WHAT IS BEING ASKED: Retype the listing that follows, word for word.

ENTRIES SUPPLIED:
* BEGIN *

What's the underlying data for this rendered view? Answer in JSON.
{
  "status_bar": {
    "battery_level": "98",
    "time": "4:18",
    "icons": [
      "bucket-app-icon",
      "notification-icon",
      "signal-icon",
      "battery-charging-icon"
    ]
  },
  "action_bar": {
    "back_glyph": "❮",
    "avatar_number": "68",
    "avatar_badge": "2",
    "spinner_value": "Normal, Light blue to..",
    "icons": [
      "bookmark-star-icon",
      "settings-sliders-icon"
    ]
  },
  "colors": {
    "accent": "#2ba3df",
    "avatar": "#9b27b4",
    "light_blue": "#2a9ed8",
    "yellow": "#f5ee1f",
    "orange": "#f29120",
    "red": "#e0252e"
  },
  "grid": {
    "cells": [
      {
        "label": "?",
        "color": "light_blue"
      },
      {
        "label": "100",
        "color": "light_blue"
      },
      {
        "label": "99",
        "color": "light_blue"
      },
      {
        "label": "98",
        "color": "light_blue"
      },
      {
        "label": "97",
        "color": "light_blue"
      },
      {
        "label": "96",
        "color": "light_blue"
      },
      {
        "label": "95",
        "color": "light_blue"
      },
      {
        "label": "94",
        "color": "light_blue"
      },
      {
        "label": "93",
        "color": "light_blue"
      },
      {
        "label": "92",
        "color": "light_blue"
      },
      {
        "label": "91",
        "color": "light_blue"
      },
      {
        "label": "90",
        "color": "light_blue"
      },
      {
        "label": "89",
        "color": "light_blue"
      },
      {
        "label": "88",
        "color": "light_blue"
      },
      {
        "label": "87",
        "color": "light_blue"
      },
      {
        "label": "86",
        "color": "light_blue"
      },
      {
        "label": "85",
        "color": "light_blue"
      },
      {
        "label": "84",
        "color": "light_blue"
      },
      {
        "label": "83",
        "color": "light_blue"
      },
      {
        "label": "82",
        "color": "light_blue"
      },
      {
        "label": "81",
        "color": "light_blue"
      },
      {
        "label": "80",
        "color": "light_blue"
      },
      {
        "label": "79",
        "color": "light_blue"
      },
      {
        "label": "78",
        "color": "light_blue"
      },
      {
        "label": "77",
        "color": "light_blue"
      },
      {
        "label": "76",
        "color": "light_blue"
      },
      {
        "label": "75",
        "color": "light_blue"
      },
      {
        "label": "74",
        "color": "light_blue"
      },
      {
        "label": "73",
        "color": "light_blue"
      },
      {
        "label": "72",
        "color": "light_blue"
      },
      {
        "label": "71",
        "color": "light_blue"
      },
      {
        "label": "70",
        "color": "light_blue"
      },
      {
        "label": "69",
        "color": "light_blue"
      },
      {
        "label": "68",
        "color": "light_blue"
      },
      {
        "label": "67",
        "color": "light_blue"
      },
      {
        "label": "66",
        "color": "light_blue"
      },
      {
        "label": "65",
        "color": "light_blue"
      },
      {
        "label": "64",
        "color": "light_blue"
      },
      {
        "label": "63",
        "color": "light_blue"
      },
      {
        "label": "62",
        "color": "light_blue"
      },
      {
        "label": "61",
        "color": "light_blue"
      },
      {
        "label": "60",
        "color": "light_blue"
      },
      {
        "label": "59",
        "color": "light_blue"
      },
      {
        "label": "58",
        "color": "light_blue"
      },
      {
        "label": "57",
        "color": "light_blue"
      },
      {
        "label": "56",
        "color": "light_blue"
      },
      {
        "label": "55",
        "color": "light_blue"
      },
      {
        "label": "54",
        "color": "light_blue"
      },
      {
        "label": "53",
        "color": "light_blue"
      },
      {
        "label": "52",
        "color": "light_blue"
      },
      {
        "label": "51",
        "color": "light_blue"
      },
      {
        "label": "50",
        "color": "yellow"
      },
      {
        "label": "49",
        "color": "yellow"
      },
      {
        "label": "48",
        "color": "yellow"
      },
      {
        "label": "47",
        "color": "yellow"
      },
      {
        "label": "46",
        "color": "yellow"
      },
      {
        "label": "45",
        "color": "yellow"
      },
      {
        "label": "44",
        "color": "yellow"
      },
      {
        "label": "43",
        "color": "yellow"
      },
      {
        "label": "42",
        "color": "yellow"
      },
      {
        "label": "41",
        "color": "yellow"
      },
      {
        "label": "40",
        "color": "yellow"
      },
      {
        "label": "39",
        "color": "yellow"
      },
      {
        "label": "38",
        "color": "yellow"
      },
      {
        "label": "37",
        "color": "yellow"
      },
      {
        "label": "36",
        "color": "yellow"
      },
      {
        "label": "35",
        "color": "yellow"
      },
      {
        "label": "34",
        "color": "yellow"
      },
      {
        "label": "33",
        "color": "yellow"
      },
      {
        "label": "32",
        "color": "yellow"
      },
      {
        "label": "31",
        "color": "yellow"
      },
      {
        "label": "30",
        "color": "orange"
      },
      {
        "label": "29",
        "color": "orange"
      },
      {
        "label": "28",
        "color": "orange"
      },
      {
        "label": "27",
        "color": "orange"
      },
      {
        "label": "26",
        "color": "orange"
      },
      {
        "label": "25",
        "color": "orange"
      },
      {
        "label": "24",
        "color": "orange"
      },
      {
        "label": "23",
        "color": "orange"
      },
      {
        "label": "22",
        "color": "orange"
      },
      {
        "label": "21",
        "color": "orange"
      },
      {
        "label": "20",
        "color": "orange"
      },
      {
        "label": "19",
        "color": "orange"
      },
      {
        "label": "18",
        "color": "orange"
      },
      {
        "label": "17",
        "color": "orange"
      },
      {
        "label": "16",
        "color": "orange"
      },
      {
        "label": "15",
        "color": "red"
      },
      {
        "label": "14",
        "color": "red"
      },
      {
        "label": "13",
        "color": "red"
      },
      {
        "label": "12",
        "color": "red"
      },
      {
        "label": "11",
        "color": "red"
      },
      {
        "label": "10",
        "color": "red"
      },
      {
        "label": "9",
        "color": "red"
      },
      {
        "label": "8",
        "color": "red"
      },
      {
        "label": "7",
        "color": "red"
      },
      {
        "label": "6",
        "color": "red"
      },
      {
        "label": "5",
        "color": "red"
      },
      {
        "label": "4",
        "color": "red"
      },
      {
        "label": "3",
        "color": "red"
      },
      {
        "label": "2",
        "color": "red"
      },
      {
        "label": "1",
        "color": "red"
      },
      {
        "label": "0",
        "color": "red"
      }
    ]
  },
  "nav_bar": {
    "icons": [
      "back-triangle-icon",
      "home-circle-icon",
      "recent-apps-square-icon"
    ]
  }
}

* END *

RESULT OF THE EXERCISE:
What's the underlying data for this rendered view? Answer in JSON.
{
  "status_bar": {
    "battery_level": "98",
    "time": "4:18",
    "icons": [
      "bucket-app-icon",
      "notification-icon",
      "signal-icon",
      "battery-charging-icon"
    ]
  },
  "action_bar": {
    "back_glyph": "❮",
    "avatar_number": "68",
    "avatar_badge": "2",
    "spinner_value": "Normal, Light blue to..",
    "icons": [
      "bookmark-star-icon",
      "settings-sliders-icon"
    ]
  },
  "colors": {
    "accent": "#2ba3df",
    "avatar": "#9b27b4",
    "light_blue": "#2a9ed8",
    "yellow": "#f5ee1f",
    "orange": "#f29120",
    "red": "#e0252e"
  },
  "grid": {
    "cells": [
      {
        "label": "?",
        "color": "light_blue"
      },
      {
        "label": "100",
        "color": "light_blue"
      },
      {
        "label": "99",
        "color": "light_blue"
      },
      {
        "label": "98",
        "color": "light_blue"
      },
      {
        "label": "97",
        "color": "light_blue"
      },
      {
        "label": "96",
        "color": "light_blue"
      },
      {
        "label": "95",
        "color": "light_blue"
      },
      {
        "label": "94",
        "color": "light_blue"
      },
      {
        "label": "93",
        "color": "light_blue"
      },
      {
        "label": "92",
        "color": "light_blue"
      },
      {
        "label": "91",
        "color": "light_blue"
      },
      {
        "label": "90",
        "color": "light_blue"
      },
      {
        "label": "89",
        "color": "light_blue"
      },
      {
        "label": "88",
        "color": "light_blue"
      },
      {
        "label": "87",
        "color": "light_blue"
      },
      {
        "label": "86",
        "color": "light_blue"
      },
      {
        "label": "85",
        "color": "light_blue"
      },
      {
        "label": "84",
        "color": "light_blue"
      },
      {
        "label": "83",
        "color": "light_blue"
      },
      {
        "label": "82",
        "color": "light_blue"
      },
      {
        "label": "81",
        "color": "light_blue"
      },
      {
        "label": "80",
        "color": "light_blue"
      },
      {
        "label": "79",
        "color": "light_blue"
      },
      {
        "label": "78",
        "color": "light_blue"
      },
      {
        "label": "77",
        "color": "light_blue"
      },
      {
        "label": "76",
        "color": "light_blue"
      },
      {
        "label": "75",
        "color": "light_blue"
      },
      {
        "label": "74",
        "color": "light_blue"
      },
      {
        "label": "73",
        "color": "light_blue"
      },
      {
        "label": "72",
        "color": "light_blue"
      },
      {
        "label": "71",
        "color": "light_blue"
      },
      {
        "label": "70",
        "color": "light_blue"
      },
      {
        "label": "69",
        "color": "light_blue"
      },
      {
        "label": "68",
        "color": "light_blue"
      },
      {
        "label": "67",
        "color": "light_blue"
      },
      {
        "label": "66",
        "color": "light_blue"
      },
      {
        "label": "65",
        "color": "light_blue"
      },
      {
        "label": "64",
        "color": "light_blue"
      },
      {
        "label": "63",
        "color": "light_blue"
      },
      {
        "label": "62",
        "color": "light_blue"
      },
      {
        "label": "61",
        "color": "light_blue"
      },
      {
        "label": "60",
        "color": "light_blue"
      },
      {
        "label": "59",
        "color": "light_blue"
      },
      {
        "label": "58",
        "color": "light_blue"
      },
      {
        "label": "57",
        "color": "light_blue"
      },
      {
        "label": "56",
        "color": "light_blue"
      },
      {
        "label": "55",
        "color": "light_blue"
      },
      {
        "label": "54",
        "color": "light_blue"
      },
      {
        "label": "53",
        "color": "light_blue"
      },
      {
        "label": "52",
        "color": "light_blue"
      },
      {
        "label": "51",
        "color": "light_blue"
      },
      {
        "label": "50",
        "color": "yellow"
      },
      {
        "label": "49",
        "color": "yellow"
      },
      {
        "label": "48",
        "color": "yellow"
      },
      {
        "label": "47",
        "color": "yellow"
      },
      {
        "label": "46",
        "color": "yellow"
      },
      {
        "label": "45",
        "color": "yellow"
      },
      {
        "label": "44",
        "color": "yellow"
      },
      {
        "label": "43",
        "color": "yellow"
      },
      {
        "label": "42",
        "color": "yellow"
      },
      {
        "label": "41",
        "color": "yellow"
      },
      {
        "label": "40",
        "color": "yellow"
      },
      {
        "label": "39",
        "color": "yellow"
      },
      {
        "label": "38",
        "color": "yellow"
      },
      {
        "label": "37",
        "color": "yellow"
      },
      {
        "label": "36",
        "color": "yellow"
      },
      {
        "label": "35",
        "color": "yellow"
      },
      {
        "label": "34",
        "color": "yellow"
      },
      {
        "label": "33",
        "color": "yellow"
      },
      {
        "label": "32",
        "color": "yellow"
      },
      {
        "label": "31",
        "color": "yellow"
      },
      {
        "label": "30",
        "color": "orange"
      },
      {
        "label": "29",
        "color": "orange"
      },
      {
        "label": "28",
        "color": "orange"
      },
      {
        "label": "27",
        "color": "orange"
      },
      {
        "label": "26",
        "color": "orange"
      },
      {
        "label": "25",
        "color": "orange"
      },
      {
        "label": "24",
        "color": "orange"
      },
      {
        "label": "23",
        "color": "orange"
      },
      {
        "label": "22",
        "color": "orange"
      },
      {
        "label": "21",
        "color": "orange"
      },
      {
        "label": "20",
        "color": "orange"
      },
      {
        "label": "19",
        "color": "orange"
      },
      {
        "label": "18",
        "color": "orange"
      },
      {
        "label": "17",
        "color": "orange"
      },
      {
        "label": "16",
        "color": "orange"
      },
      {
        "label": "15",
        "color": "red"
      },
      {
        "label": "14",
        "color": "red"
      },
      {
        "label": "13",
        "color": "red"
      },
      {
        "label": "12",
        "color": "red"
      },
      {
        "label": "11",
        "color": "red"
      },
      {
        "label": "10",
        "color": "red"
      },
      {
        "label": "9",
        "color": "red"
      },
      {
        "label": "8",
        "color": "red"
      },
      {
        "label": "7",
        "color": "red"
      },
      {
        "label": "6",
        "color": "red"
      },
      {
        "label": "5",
        "color": "red"
      },
      {
        "label": "4",
        "color": "red"
      },
      {
        "label": "3",
        "color": "red"
      },
      {
        "label": "2",
        "color": "red"
      },
      {
        "label": "1",
        "color": "red"
      },
      {
        "label": "0",
        "color": "red"
      }
    ]
  },
  "nav_bar": {
    "icons": [
      "back-triangle-icon",
      "home-circle-icon",
      "recent-apps-square-icon"
    ]
  }
}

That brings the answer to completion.